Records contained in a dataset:

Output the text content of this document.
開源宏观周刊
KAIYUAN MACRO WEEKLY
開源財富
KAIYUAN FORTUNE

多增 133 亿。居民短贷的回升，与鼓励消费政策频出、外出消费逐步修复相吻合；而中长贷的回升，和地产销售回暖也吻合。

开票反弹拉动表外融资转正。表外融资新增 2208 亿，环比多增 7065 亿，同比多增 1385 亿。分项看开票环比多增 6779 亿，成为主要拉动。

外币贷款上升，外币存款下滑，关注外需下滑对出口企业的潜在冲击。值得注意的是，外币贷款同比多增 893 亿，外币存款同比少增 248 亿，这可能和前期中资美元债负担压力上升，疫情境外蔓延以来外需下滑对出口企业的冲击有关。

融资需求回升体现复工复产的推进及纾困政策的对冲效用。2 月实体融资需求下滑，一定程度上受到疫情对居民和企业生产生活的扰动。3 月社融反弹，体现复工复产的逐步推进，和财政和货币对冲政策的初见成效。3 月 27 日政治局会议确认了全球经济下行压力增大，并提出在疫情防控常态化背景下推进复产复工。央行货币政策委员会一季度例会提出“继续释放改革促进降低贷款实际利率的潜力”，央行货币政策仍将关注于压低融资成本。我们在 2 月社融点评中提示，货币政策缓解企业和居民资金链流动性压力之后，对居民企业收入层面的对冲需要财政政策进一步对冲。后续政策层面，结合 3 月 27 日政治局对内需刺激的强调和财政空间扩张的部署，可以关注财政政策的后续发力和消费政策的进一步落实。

### REQUIRED TASK
Repeat all the records. Match each line exactly.

### CORRECT RESULT
Output the text content of this document.
開源宏观周刊
KAIYUAN MACRO WEEKLY
開源財富
KAIYUAN FORTUNE

多增 133 亿。居民短贷的回升，与鼓励消费政策频出、外出消费逐步修复相吻合；而中长贷的回升，和地产销售回暖也吻合。

开票反弹拉动表外融资转正。表外融资新增 2208 亿，环比多增 7065 亿，同比多增 1385 亿。分项看开票环比多增 6779 亿，成为主要拉动。

外币贷款上升，外币存款下滑，关注外需下滑对出口企业的潜在冲击。值得注意的是，外币贷款同比多增 893 亿，外币存款同比少增 248 亿，这可能和前期中资美元债负担压力上升，疫情境外蔓延以来外需下滑对出口企业的冲击有关。

融资需求回升体现复工复产的推进及纾困政策的对冲效用。2 月实体融资需求下滑，一定程度上受到疫情对居民和企业生产生活的扰动。3 月社融反弹，体现复工复产的逐步推进，和财政和货币对冲政策的初见成效。3 月 27 日政治局会议确认了全球经济下行压力增大，并提出在疫情防控常态化背景下推进复产复工。央行货币政策委员会一季度例会提出“继续释放改革促进降低贷款实际利率的潜力”，央行货币政策仍将关注于压低融资成本。我们在 2 月社融点评中提示，货币政策缓解企业和居民资金链流动性压力之后，对居民企业收入层面的对冲需要财政政策进一步对冲。后续政策层面，结合 3 月 27 日政治局对内需刺激的强调和财政空间扩张的部署，可以关注财政政策的后续发力和消费政策的进一步落实。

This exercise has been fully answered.